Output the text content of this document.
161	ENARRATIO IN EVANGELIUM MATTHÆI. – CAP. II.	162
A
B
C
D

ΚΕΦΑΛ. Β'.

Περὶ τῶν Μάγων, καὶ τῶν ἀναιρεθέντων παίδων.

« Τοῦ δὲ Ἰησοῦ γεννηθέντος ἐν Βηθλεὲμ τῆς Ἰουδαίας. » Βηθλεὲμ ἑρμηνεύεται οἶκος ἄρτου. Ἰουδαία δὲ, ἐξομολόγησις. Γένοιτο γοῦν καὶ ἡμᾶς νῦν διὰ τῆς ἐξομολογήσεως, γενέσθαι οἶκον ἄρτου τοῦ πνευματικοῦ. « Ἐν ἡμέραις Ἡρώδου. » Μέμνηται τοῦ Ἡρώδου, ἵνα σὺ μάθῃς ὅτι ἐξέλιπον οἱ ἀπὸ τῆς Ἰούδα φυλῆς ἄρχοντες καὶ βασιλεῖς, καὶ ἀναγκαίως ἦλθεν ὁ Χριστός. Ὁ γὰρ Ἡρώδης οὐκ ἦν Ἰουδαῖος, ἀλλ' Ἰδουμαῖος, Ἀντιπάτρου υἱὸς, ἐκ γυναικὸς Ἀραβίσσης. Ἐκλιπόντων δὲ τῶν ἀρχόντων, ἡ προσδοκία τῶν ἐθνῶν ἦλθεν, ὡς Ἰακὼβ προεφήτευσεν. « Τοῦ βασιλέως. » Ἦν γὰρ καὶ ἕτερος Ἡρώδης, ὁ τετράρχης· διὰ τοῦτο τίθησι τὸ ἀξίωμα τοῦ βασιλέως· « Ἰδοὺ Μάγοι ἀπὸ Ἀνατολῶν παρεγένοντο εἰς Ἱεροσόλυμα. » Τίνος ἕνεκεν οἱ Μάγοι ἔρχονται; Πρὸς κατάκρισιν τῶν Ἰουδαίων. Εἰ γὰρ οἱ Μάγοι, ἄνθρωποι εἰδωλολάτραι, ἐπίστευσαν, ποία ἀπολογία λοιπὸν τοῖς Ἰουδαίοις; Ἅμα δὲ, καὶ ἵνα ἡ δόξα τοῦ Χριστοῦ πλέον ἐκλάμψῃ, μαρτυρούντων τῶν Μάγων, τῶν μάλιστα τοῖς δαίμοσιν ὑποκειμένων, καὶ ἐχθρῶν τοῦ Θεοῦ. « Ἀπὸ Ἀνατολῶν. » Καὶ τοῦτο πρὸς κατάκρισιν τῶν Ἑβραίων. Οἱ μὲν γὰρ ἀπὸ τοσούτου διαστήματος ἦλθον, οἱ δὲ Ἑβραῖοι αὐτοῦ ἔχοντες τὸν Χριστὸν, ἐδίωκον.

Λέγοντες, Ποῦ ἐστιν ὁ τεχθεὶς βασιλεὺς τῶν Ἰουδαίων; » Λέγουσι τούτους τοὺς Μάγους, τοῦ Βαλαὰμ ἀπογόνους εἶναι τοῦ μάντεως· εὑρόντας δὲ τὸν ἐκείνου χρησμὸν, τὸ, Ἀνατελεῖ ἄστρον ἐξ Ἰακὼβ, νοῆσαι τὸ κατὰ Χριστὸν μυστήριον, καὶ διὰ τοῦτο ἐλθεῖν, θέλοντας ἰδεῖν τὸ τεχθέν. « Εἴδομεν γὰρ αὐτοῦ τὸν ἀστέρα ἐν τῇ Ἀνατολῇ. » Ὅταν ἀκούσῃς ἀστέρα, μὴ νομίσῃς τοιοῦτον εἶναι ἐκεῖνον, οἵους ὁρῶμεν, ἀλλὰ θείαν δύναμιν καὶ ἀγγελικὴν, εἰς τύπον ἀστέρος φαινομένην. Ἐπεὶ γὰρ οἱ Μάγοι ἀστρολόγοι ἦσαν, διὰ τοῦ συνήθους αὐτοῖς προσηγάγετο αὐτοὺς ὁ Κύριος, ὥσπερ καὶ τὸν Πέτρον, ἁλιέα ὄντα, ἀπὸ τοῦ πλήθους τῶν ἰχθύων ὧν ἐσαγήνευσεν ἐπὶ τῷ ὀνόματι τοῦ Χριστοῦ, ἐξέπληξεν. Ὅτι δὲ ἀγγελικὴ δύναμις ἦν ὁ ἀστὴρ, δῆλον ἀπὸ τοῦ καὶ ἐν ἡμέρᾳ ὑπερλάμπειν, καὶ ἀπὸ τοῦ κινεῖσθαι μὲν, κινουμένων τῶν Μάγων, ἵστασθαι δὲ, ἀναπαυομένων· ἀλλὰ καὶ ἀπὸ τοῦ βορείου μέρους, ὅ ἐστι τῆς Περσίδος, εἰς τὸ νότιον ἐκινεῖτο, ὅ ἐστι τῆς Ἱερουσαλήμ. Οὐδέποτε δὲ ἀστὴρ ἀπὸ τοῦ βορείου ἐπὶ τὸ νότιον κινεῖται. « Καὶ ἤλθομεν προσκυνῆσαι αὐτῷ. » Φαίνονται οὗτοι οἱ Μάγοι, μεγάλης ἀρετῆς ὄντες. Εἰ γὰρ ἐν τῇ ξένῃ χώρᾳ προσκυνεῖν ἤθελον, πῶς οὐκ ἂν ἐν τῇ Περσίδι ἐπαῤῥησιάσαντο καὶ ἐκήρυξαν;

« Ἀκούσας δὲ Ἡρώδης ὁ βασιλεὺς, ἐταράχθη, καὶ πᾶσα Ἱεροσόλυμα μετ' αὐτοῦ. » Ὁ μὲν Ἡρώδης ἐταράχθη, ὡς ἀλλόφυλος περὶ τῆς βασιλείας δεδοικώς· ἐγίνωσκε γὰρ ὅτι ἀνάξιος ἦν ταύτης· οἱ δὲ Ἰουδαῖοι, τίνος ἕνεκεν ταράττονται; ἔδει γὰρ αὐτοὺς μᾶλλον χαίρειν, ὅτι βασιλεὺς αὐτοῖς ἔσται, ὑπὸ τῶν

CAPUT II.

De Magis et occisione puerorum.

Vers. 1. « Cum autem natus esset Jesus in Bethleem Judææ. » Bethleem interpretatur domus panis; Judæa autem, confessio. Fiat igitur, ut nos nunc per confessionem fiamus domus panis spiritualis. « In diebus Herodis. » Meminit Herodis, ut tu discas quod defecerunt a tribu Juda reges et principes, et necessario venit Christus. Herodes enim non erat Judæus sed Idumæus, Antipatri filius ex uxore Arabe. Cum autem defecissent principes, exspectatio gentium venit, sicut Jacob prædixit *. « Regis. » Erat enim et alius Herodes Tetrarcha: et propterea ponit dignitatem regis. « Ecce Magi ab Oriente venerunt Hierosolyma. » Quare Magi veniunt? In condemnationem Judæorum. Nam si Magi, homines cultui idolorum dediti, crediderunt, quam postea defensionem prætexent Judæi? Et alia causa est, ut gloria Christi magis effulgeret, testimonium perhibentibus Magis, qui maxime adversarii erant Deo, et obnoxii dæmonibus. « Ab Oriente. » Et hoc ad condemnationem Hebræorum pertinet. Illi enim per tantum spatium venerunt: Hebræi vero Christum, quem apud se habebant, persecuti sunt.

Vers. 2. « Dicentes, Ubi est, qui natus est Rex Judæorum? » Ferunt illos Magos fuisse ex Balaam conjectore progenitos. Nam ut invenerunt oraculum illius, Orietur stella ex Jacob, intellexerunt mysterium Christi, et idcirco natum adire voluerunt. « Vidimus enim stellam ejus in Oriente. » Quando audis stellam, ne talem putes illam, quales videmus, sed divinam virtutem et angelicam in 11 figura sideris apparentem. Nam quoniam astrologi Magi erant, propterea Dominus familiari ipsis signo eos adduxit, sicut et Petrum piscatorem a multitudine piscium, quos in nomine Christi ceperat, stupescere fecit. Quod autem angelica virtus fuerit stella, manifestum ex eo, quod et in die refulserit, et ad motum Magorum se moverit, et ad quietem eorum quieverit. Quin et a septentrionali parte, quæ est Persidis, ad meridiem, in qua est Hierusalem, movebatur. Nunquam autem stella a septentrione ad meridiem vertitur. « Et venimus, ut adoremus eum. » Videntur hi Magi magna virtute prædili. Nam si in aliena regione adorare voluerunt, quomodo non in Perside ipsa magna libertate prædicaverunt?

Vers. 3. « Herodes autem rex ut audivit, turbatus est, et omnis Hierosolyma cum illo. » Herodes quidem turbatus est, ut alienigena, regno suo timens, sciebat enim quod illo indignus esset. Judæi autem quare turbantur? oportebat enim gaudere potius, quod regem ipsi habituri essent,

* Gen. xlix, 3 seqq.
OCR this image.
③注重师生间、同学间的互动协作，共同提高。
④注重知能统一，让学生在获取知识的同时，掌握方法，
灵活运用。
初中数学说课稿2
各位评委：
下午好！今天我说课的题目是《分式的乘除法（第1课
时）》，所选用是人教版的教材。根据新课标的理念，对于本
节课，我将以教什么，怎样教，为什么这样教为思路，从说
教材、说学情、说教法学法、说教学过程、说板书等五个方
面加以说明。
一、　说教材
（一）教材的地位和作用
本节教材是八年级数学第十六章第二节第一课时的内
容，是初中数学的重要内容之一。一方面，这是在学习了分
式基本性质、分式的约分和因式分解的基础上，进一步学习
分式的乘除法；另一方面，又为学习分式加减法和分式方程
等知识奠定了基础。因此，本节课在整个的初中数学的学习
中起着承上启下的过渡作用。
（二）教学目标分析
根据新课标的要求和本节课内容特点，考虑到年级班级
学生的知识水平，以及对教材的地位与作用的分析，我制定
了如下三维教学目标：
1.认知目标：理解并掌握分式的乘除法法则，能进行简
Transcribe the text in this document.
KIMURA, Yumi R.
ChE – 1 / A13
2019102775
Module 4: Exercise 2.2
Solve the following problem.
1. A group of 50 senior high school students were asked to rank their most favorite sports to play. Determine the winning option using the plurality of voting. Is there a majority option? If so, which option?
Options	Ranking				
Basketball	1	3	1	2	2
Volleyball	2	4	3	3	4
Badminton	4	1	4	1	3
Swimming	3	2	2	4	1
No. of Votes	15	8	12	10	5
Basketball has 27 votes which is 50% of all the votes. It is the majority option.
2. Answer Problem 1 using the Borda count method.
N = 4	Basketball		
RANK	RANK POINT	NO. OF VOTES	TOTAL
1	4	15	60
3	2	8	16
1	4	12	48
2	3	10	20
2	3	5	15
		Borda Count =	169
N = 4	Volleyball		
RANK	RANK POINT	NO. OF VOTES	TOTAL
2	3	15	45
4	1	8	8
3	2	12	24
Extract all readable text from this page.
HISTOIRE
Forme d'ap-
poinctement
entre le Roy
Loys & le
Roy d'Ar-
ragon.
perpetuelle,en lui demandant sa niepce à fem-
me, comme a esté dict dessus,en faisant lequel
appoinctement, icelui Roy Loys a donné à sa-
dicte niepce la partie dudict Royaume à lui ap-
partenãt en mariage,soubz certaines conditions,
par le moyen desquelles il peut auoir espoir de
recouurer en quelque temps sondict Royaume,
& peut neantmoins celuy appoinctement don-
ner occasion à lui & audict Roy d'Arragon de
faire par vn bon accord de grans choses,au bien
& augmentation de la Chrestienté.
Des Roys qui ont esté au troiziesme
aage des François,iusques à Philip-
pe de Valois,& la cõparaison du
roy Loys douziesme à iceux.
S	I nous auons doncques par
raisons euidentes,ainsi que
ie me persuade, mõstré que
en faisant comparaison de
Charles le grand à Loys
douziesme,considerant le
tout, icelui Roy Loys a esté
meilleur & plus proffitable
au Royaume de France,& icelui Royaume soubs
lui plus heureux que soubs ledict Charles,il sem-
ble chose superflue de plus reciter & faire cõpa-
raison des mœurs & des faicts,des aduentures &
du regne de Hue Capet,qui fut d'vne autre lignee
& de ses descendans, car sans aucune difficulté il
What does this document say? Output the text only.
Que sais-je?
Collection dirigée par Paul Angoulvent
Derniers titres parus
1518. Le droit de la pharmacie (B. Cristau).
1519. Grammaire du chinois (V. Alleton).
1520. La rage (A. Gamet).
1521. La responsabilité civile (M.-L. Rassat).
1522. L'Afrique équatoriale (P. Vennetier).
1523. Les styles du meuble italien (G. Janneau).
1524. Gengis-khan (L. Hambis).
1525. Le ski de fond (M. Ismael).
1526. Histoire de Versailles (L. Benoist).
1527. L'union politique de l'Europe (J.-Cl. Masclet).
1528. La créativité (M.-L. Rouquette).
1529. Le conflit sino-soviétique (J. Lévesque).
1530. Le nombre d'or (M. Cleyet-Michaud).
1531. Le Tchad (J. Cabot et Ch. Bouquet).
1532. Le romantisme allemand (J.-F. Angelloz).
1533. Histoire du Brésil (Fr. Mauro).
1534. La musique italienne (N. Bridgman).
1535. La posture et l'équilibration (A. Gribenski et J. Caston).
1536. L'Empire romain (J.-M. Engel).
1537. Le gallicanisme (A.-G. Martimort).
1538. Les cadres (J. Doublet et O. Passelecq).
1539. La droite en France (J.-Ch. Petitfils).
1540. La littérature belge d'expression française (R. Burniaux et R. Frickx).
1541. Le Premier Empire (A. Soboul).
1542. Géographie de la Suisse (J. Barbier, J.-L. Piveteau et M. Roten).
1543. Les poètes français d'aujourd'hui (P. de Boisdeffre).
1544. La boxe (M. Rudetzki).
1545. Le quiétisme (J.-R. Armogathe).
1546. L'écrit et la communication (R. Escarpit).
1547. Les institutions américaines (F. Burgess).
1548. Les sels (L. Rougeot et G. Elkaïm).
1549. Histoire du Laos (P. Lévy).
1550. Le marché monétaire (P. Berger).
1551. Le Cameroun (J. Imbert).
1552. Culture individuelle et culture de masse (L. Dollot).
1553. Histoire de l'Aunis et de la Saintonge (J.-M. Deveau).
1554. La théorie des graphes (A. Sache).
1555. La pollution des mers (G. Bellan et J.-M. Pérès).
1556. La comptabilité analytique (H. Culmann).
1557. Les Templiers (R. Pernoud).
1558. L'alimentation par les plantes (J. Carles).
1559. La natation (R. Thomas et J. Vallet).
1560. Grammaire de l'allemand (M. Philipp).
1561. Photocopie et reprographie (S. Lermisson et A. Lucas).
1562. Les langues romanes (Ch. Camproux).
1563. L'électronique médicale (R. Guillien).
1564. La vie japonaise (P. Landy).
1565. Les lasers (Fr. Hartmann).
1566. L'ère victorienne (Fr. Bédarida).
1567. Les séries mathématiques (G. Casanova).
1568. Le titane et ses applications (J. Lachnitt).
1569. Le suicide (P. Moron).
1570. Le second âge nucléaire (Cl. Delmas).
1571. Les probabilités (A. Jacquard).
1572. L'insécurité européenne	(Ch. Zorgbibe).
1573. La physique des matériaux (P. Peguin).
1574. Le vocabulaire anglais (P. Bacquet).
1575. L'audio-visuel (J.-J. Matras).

» STATED TASK: Return each line that includes "document".

» SOLUTION TO THE EXERCISE:
Output the text content of this document.
Transcribe the text in this document.
What does this document say? Output the text only.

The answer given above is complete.